[Material for this exercise]
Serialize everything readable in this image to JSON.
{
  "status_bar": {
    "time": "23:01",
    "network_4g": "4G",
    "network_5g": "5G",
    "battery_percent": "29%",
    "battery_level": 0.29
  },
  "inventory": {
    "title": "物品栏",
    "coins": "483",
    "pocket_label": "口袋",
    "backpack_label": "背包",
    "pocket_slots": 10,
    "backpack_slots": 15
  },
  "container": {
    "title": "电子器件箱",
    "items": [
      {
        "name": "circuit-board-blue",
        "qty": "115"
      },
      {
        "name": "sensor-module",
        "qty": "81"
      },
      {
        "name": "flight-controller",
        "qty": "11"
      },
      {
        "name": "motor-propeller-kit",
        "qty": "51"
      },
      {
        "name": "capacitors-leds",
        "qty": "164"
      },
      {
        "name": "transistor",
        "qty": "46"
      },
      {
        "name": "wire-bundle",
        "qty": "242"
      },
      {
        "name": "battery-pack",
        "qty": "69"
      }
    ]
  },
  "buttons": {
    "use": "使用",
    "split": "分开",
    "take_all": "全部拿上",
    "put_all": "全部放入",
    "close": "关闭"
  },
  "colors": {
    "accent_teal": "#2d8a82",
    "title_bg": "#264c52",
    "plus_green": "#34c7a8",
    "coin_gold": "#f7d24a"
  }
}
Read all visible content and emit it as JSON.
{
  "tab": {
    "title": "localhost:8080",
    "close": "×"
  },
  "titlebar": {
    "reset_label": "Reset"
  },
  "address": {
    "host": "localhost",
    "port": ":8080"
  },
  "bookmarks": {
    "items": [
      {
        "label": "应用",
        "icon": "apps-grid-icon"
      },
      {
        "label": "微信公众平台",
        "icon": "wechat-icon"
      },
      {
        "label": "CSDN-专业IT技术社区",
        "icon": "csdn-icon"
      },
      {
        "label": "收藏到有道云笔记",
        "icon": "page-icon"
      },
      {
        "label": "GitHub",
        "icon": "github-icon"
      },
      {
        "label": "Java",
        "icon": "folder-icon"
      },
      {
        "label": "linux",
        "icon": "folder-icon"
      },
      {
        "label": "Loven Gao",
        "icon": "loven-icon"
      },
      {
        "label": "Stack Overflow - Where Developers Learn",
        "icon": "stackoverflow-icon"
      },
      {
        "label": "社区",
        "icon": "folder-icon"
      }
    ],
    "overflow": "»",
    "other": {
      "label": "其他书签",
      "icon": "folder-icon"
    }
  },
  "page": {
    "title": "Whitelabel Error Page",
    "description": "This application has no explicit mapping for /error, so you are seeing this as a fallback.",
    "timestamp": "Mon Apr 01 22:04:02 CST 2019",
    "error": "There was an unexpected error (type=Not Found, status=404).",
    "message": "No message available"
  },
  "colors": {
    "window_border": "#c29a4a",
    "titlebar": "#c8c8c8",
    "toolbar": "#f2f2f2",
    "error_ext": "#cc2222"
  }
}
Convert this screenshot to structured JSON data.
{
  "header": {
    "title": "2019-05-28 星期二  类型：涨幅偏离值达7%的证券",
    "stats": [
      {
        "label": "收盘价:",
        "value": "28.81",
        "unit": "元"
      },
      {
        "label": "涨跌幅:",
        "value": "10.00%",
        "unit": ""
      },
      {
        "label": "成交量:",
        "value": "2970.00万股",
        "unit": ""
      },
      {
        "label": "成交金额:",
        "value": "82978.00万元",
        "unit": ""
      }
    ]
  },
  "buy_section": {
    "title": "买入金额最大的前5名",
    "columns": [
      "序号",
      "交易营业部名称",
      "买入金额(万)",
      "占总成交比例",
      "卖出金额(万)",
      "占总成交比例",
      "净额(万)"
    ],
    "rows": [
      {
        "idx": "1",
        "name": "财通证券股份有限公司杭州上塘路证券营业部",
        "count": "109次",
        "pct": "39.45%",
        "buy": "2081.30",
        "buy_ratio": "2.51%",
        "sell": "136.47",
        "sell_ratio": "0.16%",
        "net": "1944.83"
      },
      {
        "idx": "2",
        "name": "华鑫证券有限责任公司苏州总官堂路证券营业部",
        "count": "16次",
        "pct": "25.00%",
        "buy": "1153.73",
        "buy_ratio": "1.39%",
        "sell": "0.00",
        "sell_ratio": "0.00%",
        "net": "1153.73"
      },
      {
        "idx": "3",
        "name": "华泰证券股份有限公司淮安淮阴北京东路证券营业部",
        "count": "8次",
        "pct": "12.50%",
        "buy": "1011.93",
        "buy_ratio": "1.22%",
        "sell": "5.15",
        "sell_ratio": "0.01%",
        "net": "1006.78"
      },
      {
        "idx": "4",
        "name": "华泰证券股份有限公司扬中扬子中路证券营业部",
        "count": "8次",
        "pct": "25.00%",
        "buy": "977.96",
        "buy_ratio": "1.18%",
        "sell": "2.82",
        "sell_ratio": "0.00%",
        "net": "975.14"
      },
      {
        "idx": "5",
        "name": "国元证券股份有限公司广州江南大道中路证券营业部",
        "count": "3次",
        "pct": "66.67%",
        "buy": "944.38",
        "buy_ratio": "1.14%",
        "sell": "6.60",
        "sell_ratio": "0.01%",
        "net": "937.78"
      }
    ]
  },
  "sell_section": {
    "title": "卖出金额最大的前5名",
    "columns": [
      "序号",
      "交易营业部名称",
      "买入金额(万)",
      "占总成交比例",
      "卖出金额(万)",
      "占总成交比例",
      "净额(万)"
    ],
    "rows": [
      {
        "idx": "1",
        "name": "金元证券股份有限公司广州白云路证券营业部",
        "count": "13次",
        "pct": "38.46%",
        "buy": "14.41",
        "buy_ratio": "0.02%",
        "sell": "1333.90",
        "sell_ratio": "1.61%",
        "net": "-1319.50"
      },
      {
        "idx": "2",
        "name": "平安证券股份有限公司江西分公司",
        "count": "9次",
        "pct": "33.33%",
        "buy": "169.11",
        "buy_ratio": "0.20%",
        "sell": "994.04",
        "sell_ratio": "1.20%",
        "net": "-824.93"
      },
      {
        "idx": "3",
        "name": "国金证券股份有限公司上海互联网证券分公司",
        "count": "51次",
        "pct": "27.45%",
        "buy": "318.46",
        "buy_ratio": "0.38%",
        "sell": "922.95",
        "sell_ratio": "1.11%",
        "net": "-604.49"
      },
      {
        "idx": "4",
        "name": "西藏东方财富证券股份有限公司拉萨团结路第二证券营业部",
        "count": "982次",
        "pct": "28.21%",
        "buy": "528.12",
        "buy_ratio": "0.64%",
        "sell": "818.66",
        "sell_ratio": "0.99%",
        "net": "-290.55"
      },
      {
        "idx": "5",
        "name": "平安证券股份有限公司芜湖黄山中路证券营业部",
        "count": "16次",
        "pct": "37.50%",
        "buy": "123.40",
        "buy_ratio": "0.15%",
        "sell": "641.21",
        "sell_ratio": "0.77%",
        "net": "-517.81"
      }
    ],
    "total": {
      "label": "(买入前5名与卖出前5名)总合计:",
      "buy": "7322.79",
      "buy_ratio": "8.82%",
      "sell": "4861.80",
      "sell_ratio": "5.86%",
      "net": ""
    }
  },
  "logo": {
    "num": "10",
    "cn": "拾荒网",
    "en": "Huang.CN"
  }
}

[Work instructions] Reproduce all the data word for word.

[Result of this exercise]
Serialize everything readable in this image to JSON.
{
  "status_bar": {
    "time": "23:01",
    "network_4g": "4G",
    "network_5g": "5G",
    "battery_percent": "29%",
    "battery_level": 0.29
  },
  "inventory": {
    "title": "物品栏",
    "coins": "483",
    "pocket_label": "口袋",
    "backpack_label": "背包",
    "pocket_slots": 10,
    "backpack_slots": 15
  },
  "container": {
    "title": "电子器件箱",
    "items": [
      {
        "name": "circuit-board-blue",
        "qty": "115"
      },
      {
        "name": "sensor-module",
        "qty": "81"
      },
      {
        "name": "flight-controller",
        "qty": "11"
      },
      {
        "name": "motor-propeller-kit",
        "qty": "51"
      },
      {
        "name": "capacitors-leds",
        "qty": "164"
      },
      {
        "name": "transistor",
        "qty": "46"
      },
      {
        "name": "wire-bundle",
        "qty": "242"
      },
      {
        "name": "battery-pack",
        "qty": "69"
      }
    ]
  },
  "buttons": {
    "use": "使用",
    "split": "分开",
    "take_all": "全部拿上",
    "put_all": "全部放入",
    "close": "关闭"
  },
  "colors": {
    "accent_teal": "#2d8a82",
    "title_bg": "#264c52",
    "plus_green": "#34c7a8",
    "coin_gold": "#f7d24a"
  }
}
Read all visible content and emit it as JSON.
{
  "tab": {
    "title": "localhost:8080",
    "close": "×"
  },
  "titlebar": {
    "reset_label": "Reset"
  },
  "address": {
    "host": "localhost",
    "port": ":8080"
  },
  "bookmarks": {
    "items": [
      {
        "label": "应用",
        "icon": "apps-grid-icon"
      },
      {
        "label": "微信公众平台",
        "icon": "wechat-icon"
      },
      {
        "label": "CSDN-专业IT技术社区",
        "icon": "csdn-icon"
      },
      {
        "label": "收藏到有道云笔记",
        "icon": "page-icon"
      },
      {
        "label": "GitHub",
        "icon": "github-icon"
      },
      {
        "label": "Java",
        "icon": "folder-icon"
      },
      {
        "label": "linux",
        "icon": "folder-icon"
      },
      {
        "label": "Loven Gao",
        "icon": "loven-icon"
      },
      {
        "label": "Stack Overflow - Where Developers Learn",
        "icon": "stackoverflow-icon"
      },
      {
        "label": "社区",
        "icon": "folder-icon"
      }
    ],
    "overflow": "»",
    "other": {
      "label": "其他书签",
      "icon": "folder-icon"
    }
  },
  "page": {
    "title": "Whitelabel Error Page",
    "description": "This application has no explicit mapping for /error, so you are seeing this as a fallback.",
    "timestamp": "Mon Apr 01 22:04:02 CST 2019",
    "error": "There was an unexpected error (type=Not Found, status=404).",
    "message": "No message available"
  },
  "colors": {
    "window_border": "#c29a4a",
    "titlebar": "#c8c8c8",
    "toolbar": "#f2f2f2",
    "error_ext": "#cc2222"
  }
}
Convert this screenshot to structured JSON data.
{
  "header": {
    "title": "2019-05-28 星期二  类型：涨幅偏离值达7%的证券",
    "stats": [
      {
        "label": "收盘价:",
        "value": "28.81",
        "unit": "元"
      },
      {
        "label": "涨跌幅:",
        "value": "10.00%",
        "unit": ""
      },
      {
        "label": "成交量:",
        "value": "2970.00万股",
        "unit": ""
      },
      {
        "label": "成交金额:",
        "value": "82978.00万元",
        "unit": ""
      }
    ]
  },
  "buy_section": {
    "title": "买入金额最大的前5名",
    "columns": [
      "序号",
      "交易营业部名称",
      "买入金额(万)",
      "占总成交比例",
      "卖出金额(万)",
      "占总成交比例",
      "净额(万)"
    ],
    "rows": [
      {
        "idx": "1",
        "name": "财通证券股份有限公司杭州上塘路证券营业部",
        "count": "109次",
        "pct": "39.45%",
        "buy": "2081.30",
        "buy_ratio": "2.51%",
        "sell": "136.47",
        "sell_ratio": "0.16%",
        "net": "1944.83"
      },
      {
        "idx": "2",
        "name": "华鑫证券有限责任公司苏州总官堂路证券营业部",
        "count": "16次",
        "pct": "25.00%",
        "buy": "1153.73",
        "buy_ratio": "1.39%",
        "sell": "0.00",
        "sell_ratio": "0.00%",
        "net": "1153.73"
      },
      {
        "idx": "3",
        "name": "华泰证券股份有限公司淮安淮阴北京东路证券营业部",
        "count": "8次",
        "pct": "12.50%",
        "buy": "1011.93",
        "buy_ratio": "1.22%",
        "sell": "5.15",
        "sell_ratio": "0.01%",
        "net": "1006.78"
      },
      {
        "idx": "4",
        "name": "华泰证券股份有限公司扬中扬子中路证券营业部",
        "count": "8次",
        "pct": "25.00%",
        "buy": "977.96",
        "buy_ratio": "1.18%",
        "sell": "2.82",
        "sell_ratio": "0.00%",
        "net": "975.14"
      },
      {
        "idx": "5",
        "name": "国元证券股份有限公司广州江南大道中路证券营业部",
        "count": "3次",
        "pct": "66.67%",
        "buy": "944.38",
        "buy_ratio": "1.14%",
        "sell": "6.60",
        "sell_ratio": "0.01%",
        "net": "937.78"
      }
    ]
  },
  "sell_section": {
    "title": "卖出金额最大的前5名",
    "columns": [
      "序号",
      "交易营业部名称",
      "买入金额(万)",
      "占总成交比例",
      "卖出金额(万)",
      "占总成交比例",
      "净额(万)"
    ],
    "rows": [
      {
        "idx": "1",
        "name": "金元证券股份有限公司广州白云路证券营业部",
        "count": "13次",
        "pct": "38.46%",
        "buy": "14.41",
        "buy_ratio": "0.02%",
        "sell": "1333.90",
        "sell_ratio": "1.61%",
        "net": "-1319.50"
      },
      {
        "idx": "2",
        "name": "平安证券股份有限公司江西分公司",
        "count": "9次",
        "pct": "33.33%",
        "buy": "169.11",
        "buy_ratio": "0.20%",
        "sell": "994.04",
        "sell_ratio": "1.20%",
        "net": "-824.93"
      },
      {
        "idx": "3",
        "name": "国金证券股份有限公司上海互联网证券分公司",
        "count": "51次",
        "pct": "27.45%",
        "buy": "318.46",
        "buy_ratio": "0.38%",
        "sell": "922.95",
        "sell_ratio": "1.11%",
        "net": "-604.49"
      },
      {
        "idx": "4",
        "name": "西藏东方财富证券股份有限公司拉萨团结路第二证券营业部",
        "count": "982次",
        "pct": "28.21%",
        "buy": "528.12",
        "buy_ratio": "0.64%",
        "sell": "818.66",
        "sell_ratio": "0.99%",
        "net": "-290.55"
      },
      {
        "idx": "5",
        "name": "平安证券股份有限公司芜湖黄山中路证券营业部",
        "count": "16次",
        "pct": "37.50%",
        "buy": "123.40",
        "buy_ratio": "0.15%",
        "sell": "641.21",
        "sell_ratio": "0.77%",
        "net": "-517.81"
      }
    ],
    "total": {
      "label": "(买入前5名与卖出前5名)总合计:",
      "buy": "7322.79",
      "buy_ratio": "8.82%",
      "sell": "4861.80",
      "sell_ratio": "5.86%",
      "net": ""
    }
  },
  "logo": {
    "num": "10",
    "cn": "拾荒网",
    "en": "Huang.CN"
  }
}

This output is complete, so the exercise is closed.